### TO DO
Give the number of lines containing the word "dụng" and nothing more.

(Data entries)

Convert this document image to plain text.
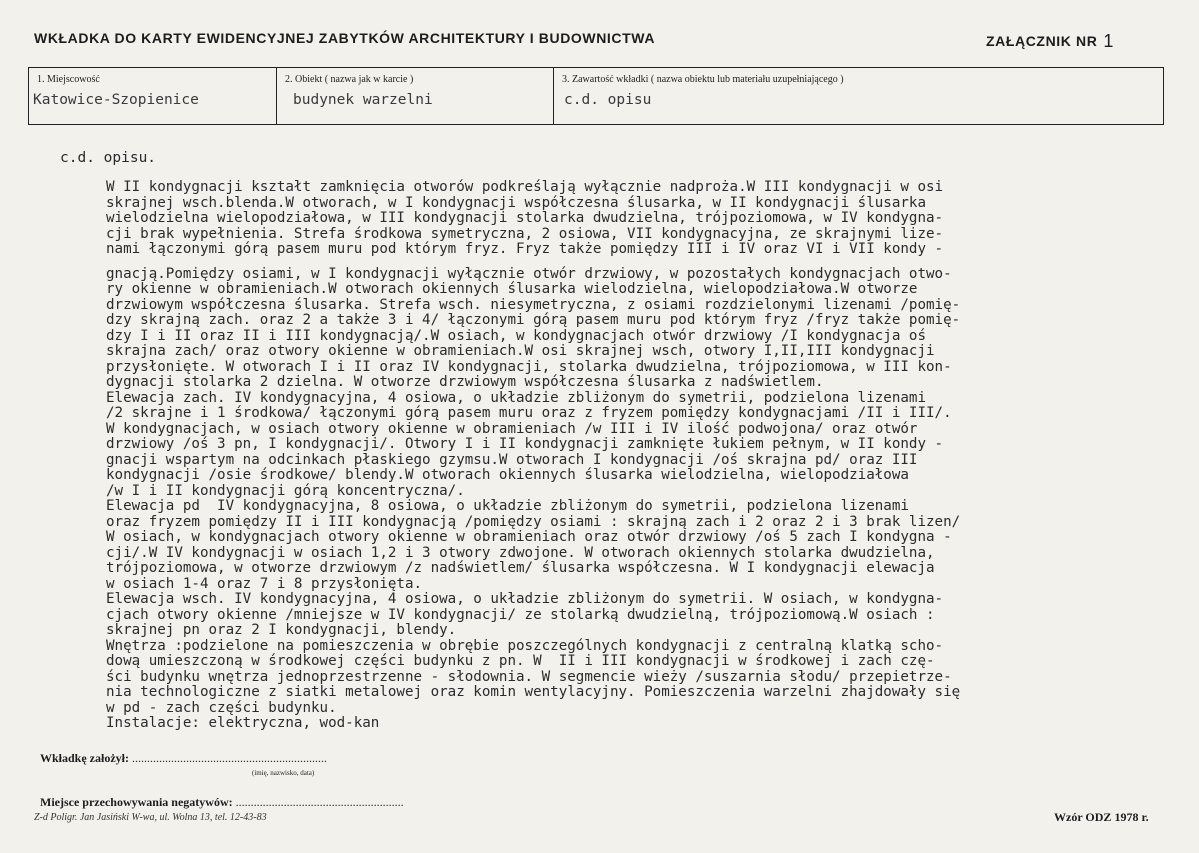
WKŁADKA DO KARTY EWIDENCYJNEJ ZABYTKÓW ARCHITEKTURY I BUDOWNICTWA	ZAŁĄCZNIK NR 1
1. Miejscowość
Katowice-Szopienice
2. Obiekt ( nazwa jak w karcie )
budynek warzelni
3. Zawartość wkładki ( nazwa obiektu lub materiału uzupełniającego )
c.d. opisu
c.d. opisu.
W II kondygnacji kształt zamknięcia otworów podkreślają wyłącznie nadproża.W III kondygnacji w osi
skrajnej wsch.blenda.W otworach, w I kondygnacji współczesna ślusarka, w II kondygnacji ślusarka
wielodzielna wielopodziałowa, w III kondygnacji stolarka dwudzielna, trójpoziomowa, w IV kondygna-
cji brak wypełnienia. Strefa środkowa symetryczna, 2 osiowa, VII kondygnacyjna, ze skrajnymi lize-
nami łączonymi górą pasem muru pod którym fryz. Fryz także pomiędzy III i IV oraz VI i VII kondy -
gnacją.Pomiędzy osiami, w I kondygnacji wyłącznie otwór drzwiowy, w pozostałych kondygnacjach otwo-
ry okienne w obramieniach.W otworach okiennych ślusarka wielodzielna, wielopodziałowa.W otworze
drzwiowym współczesna ślusarka. Strefa wsch. niesymetryczna, z osiami rozdzielonymi lizenami /pomię-
dzy skrajną zach. oraz 2 a także 3 i 4/ łączonymi górą pasem muru pod którym fryz /fryz także pomię-
dzy I i II oraz II i III kondygnacją/.W osiach, w kondygnacjach otwór drzwiowy /I kondygnacja oś
skrajna zach/ oraz otwory okienne w obramieniach.W osi skrajnej wsch, otwory I,II,III kondygnacji
przysłonięte. W otworach I i II oraz IV kondygnacji, stolarka dwudzielna, trójpoziomowa, w III kon-
dygnacji stolarka 2 dzielna. W otworze drzwiowym współczesna ślusarka z nadświetlem.
Elewacja zach. IV kondygnacyjna, 4 osiowa, o układzie zbliżonym do symetrii, podzielona lizenami
/2 skrajne i 1 środkowa/ łączonymi górą pasem muru oraz z fryzem pomiędzy kondygnacjami /II i III/.
W kondygnacjach, w osiach otwory okienne w obramieniach /w III i IV ilość podwojona/ oraz otwór
drzwiowy /oś 3 pn, I kondygnacji/. Otwory I i II kondygnacji zamknięte łukiem pełnym, w II kondy -
gnacji wspartym na odcinkach płaskiego gzymsu.W otworach I kondygnacji /oś skrajna pd/ oraz III
kondygnacji /osie środkowe/ blendy.W otworach okiennych ślusarka wielodzielna, wielopodziałowa
/w I i II kondygnacji górą koncentryczna/.
Elewacja pd  IV kondygnacyjna, 8 osiowa, o układzie zbliżonym do symetrii, podzielona lizenami
oraz fryzem pomiędzy II i III kondygnacją /pomiędzy osiami : skrajną zach i 2 oraz 2 i 3 brak lizen/
W osiach, w kondygnacjach otwory okienne w obramieniach oraz otwór drzwiowy /oś 5 zach I kondygna -
cji/.W IV kondygnacji w osiach 1,2 i 3 otwory zdwojone. W otworach okiennych stolarka dwudzielna,
trójpoziomowa, w otworze drzwiowym /z nadświetlem/ ślusarka współczesna. W I kondygnacji elewacja
w osiach 1-4 oraz 7 i 8 przysłonięta.
Elewacja wsch. IV kondygnacyjna, 4 osiowa, o układzie zbliżonym do symetrii. W osiach, w kondygna-
cjach otwory okienne /mniejsze w IV kondygnacji/ ze stolarką dwudzielną, trójpoziomową.W osiach :
skrajnej pn oraz 2 I kondygnacji, blendy.
Wnętrza :podzielone na pomieszczenia w obrębie poszczególnych kondygnacji z centralną klatką scho-
dową umieszczoną w środkowej części budynku z pn. W  II i III kondygnacji w środkowej i zach czę-
ści budynku wnętrza jednoprzestrzenne - słodownia. W segmencie wieży /suszarnia słodu/ przepietrze-
nia technologiczne z siatki metalowej oraz komin wentylacyjny. Pomieszczenia warzelni zhajdowały się
w pd - zach części budynku.
Instalacje: elektryczna, wod-kan
Wkładkę założył: .................................................................
(imię, nazwisko, data)
Miejsce przechowywania negatywów: ........................................................
Z-d Poligr. Jan Jasiński W-wa, ul. Wolna 13, tel. 12-43-83	Wzór ODZ 1978 r.
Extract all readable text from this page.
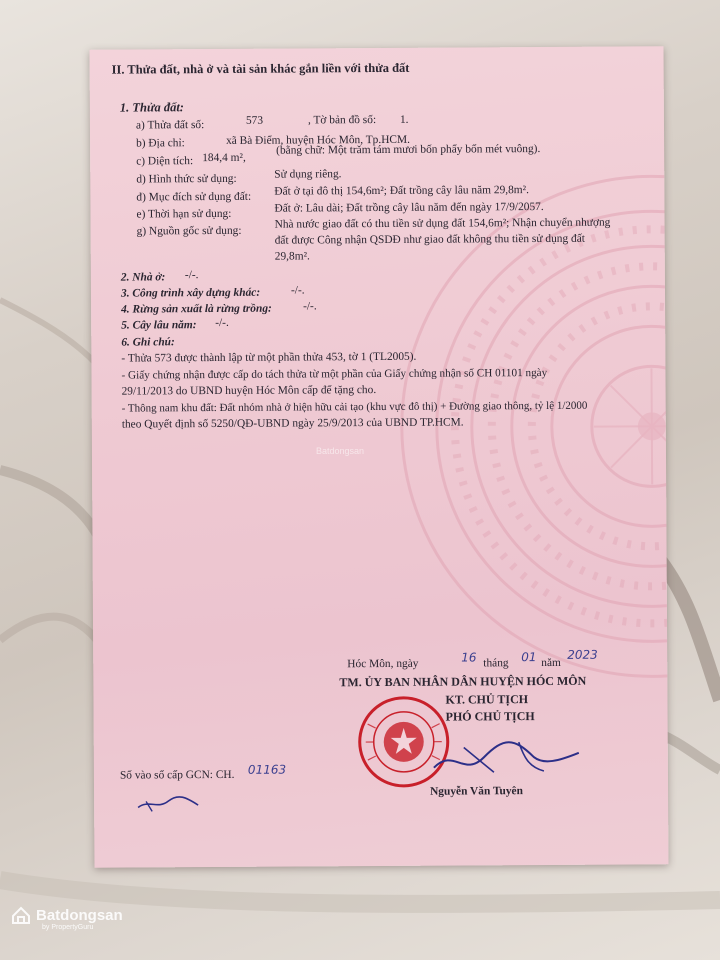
II. Thửa đất, nhà ở và tài sản khác gắn liền với thửa đất
1. Thửa đất:
a) Thửa đất số:	573	, Tờ bản đồ số: 1.
b) Địa chỉ:	xã Bà Điểm, huyện Hóc Môn, Tp.HCM.
c) Diện tích: 184,4 m²,
(bằng chữ: Một trăm tám mươi bốn phẩy bốn mét vuông).
d) Hình thức sử dụng:	Sử dụng riêng.
đ) Mục đích sử dụng đất: Đất ở tại đô thị 154,6m²; Đất trồng cây lâu năm 29,8m².
e) Thời hạn sử dụng:	Đất ở: Lâu dài; Đất trồng cây lâu năm đến ngày 17/9/2057.
g) Nguồn gốc sử dụng:
Nhà nước giao đất có thu tiền sử dụng đất 154,6m²; Nhận chuyển nhượng
đất được Công nhận QSDĐ như giao đất không thu tiền sử dụng đất
29,8m².
2. Nhà ở: -/-.
3. Công trình xây dựng khác:	-/-.
4. Rừng sản xuất là rừng trồng:	-/-.
5. Cây lâu năm: -/-.
6. Ghi chú:
- Thửa 573 được thành lập từ một phần thửa 453, tờ 1 (TL2005).
- Giấy chứng nhận được cấp do tách thửa từ một phần của Giấy chứng nhận số CH 01101 ngày
29/11/2013 do UBND huyện Hóc Môn cấp để tặng cho.
- Thông nam khu đất: Đất nhóm nhà ở hiện hữu cải tạo (khu vực đô thị) + Đường giao thông, tỷ lệ 1/2000
theo Quyết định số 5250/QĐ-UBND ngày 25/9/2013 của UBND TP.HCM.
Hóc Môn, ngày	16 tháng 01 năm
2023
TM. ỦY BAN NHÂN DÂN HUYỆN HÓC MÔN
KT. CHỦ TỊCH
PHÓ CHỦ TỊCH
Nguyễn Văn Tuyên
Số vào sổ cấp GCN: CH. 01163
Batdongsan
Batdongsan
by PropertyGuru
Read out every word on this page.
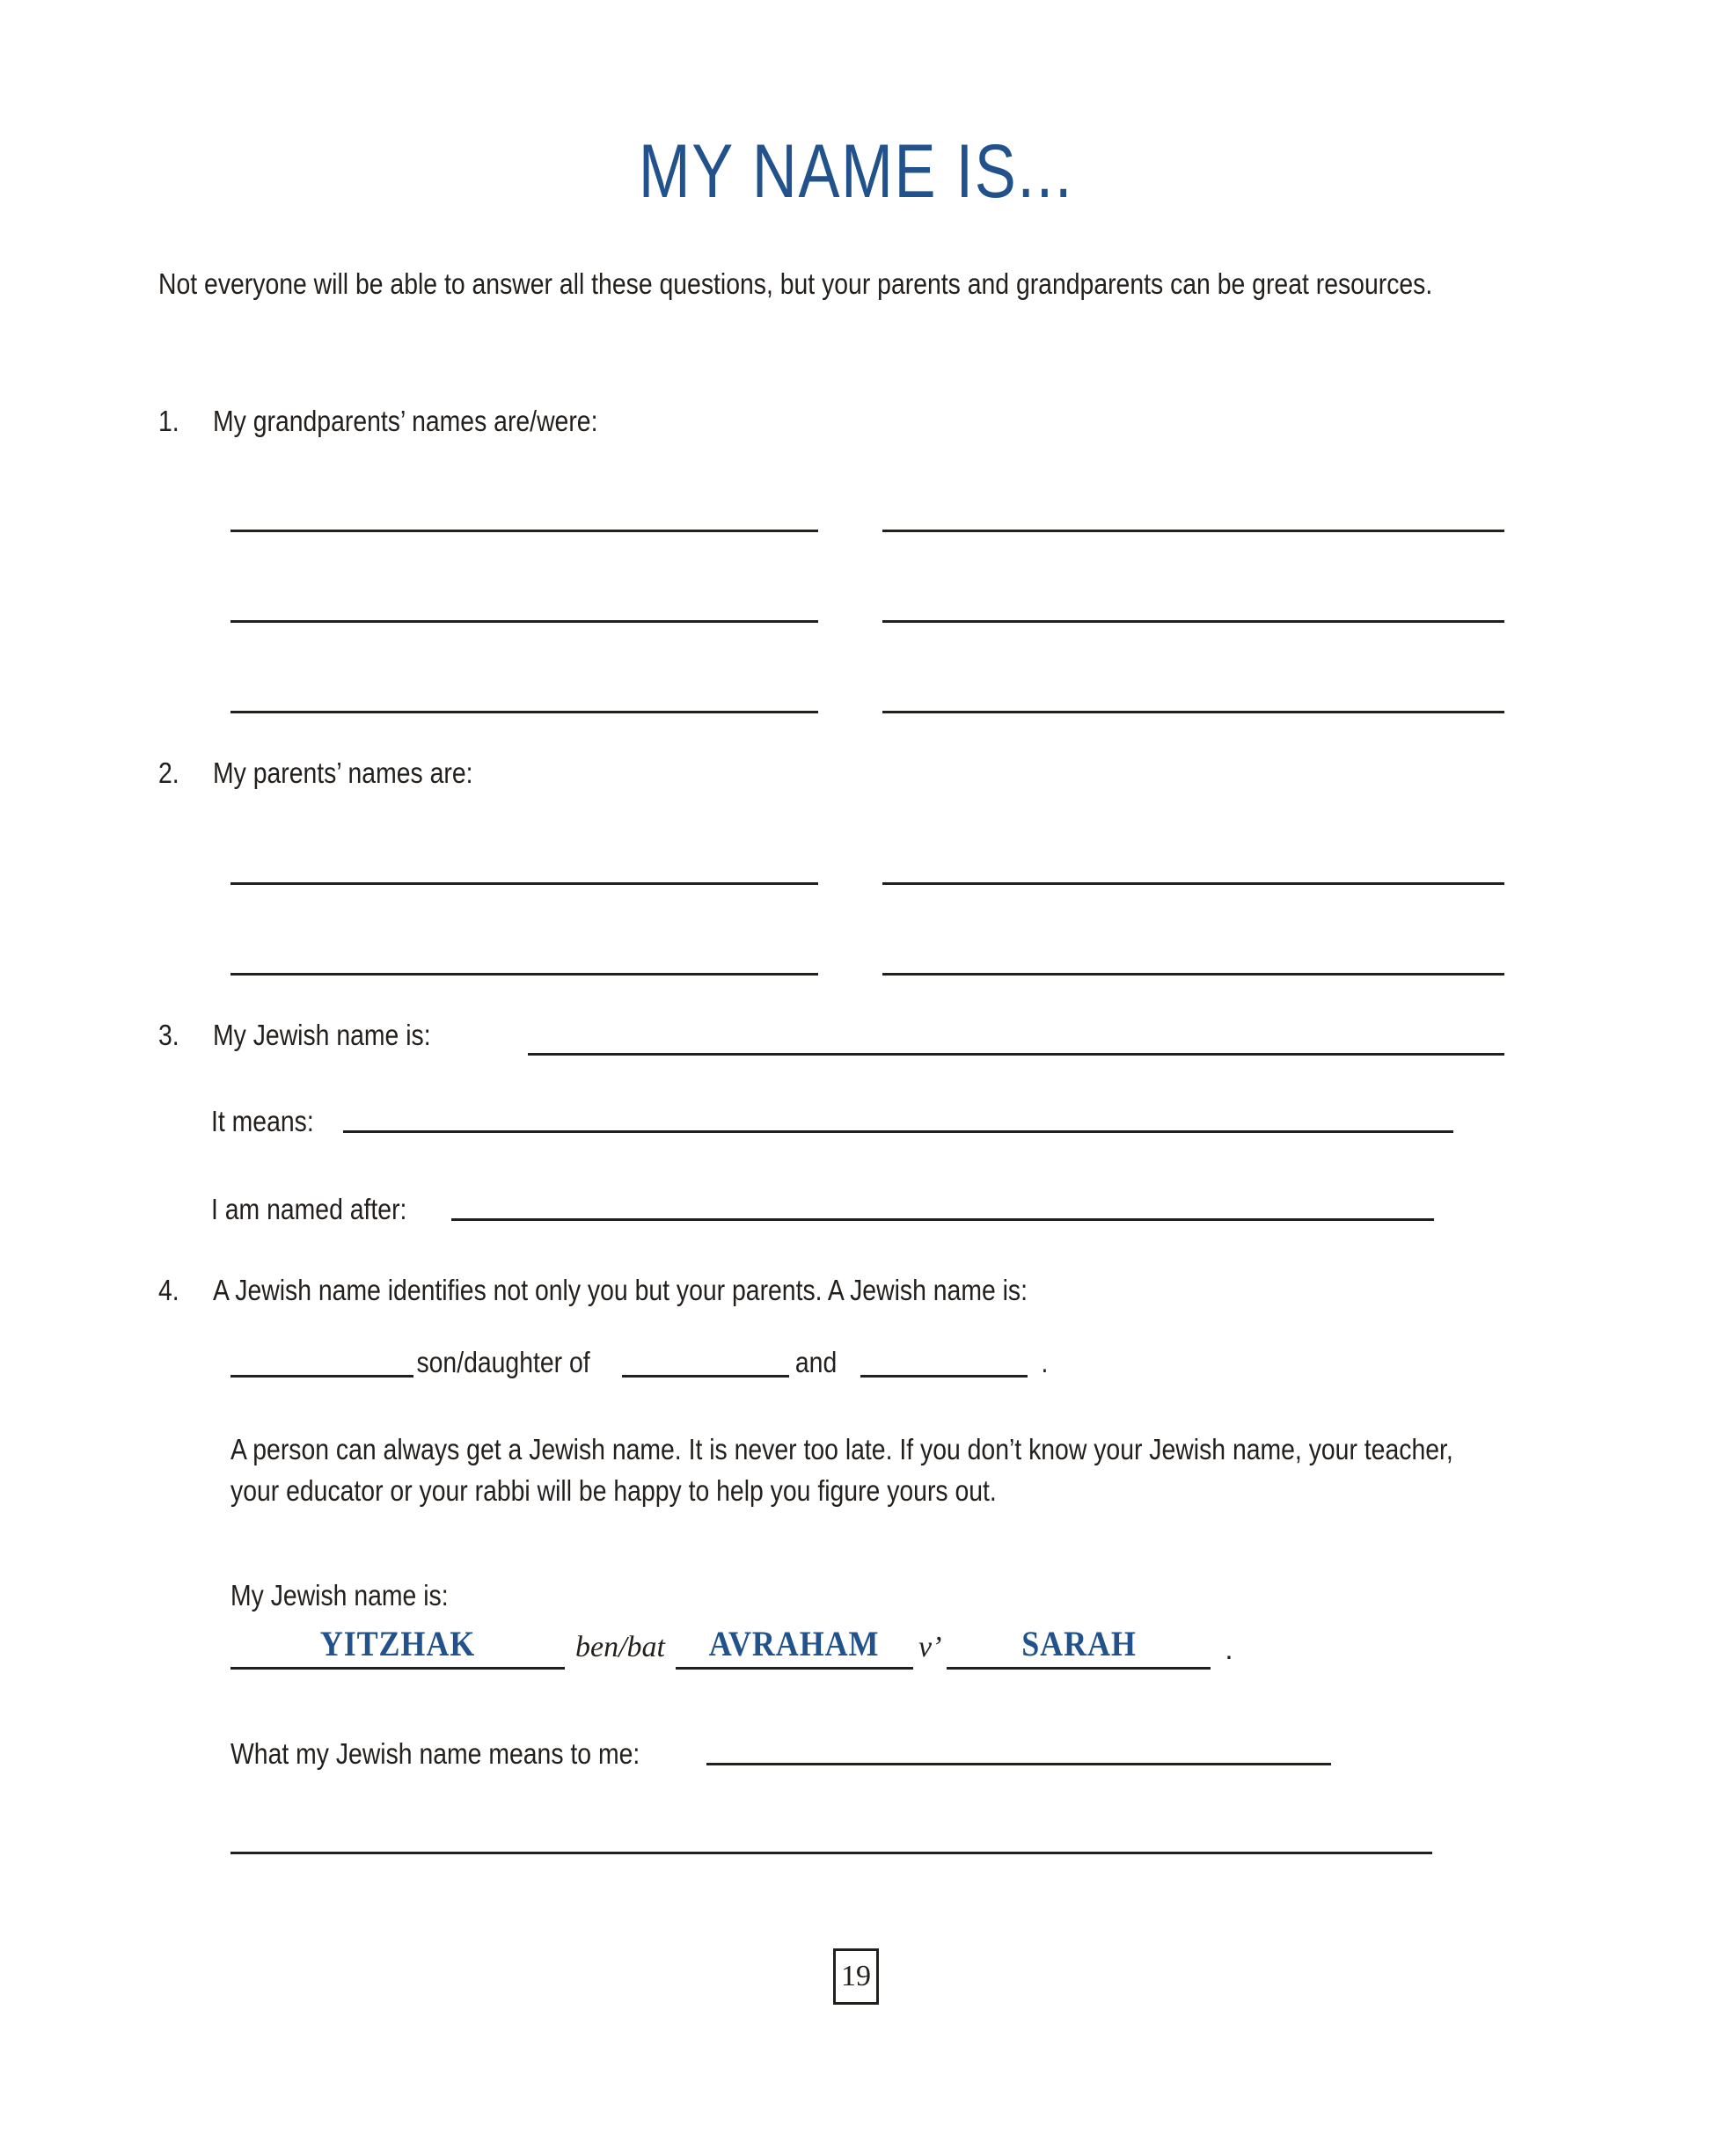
MY NAME IS...
Not everyone will be able to answer all these questions, but your parents and grandparents can be great resources.
1.	My grandparents’ names are/were:
2.	My parents’ names are:
3.	My Jewish name is:
It means:
I am named after:
4.	A Jewish name identifies not only you but your parents. A Jewish name is:
son/daughter of	and	.
A person can always get a Jewish name. It is never too late. If you don’t know your Jewish name, your teacher, your educator or your rabbi will be happy to help you figure yours out.
My Jewish name is:
YITZHAK	ben/bat	AVRAHAM	v’	SARAH	.
What my Jewish name means to me:
19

### SOLUTION FOR THIS EXERCISE
6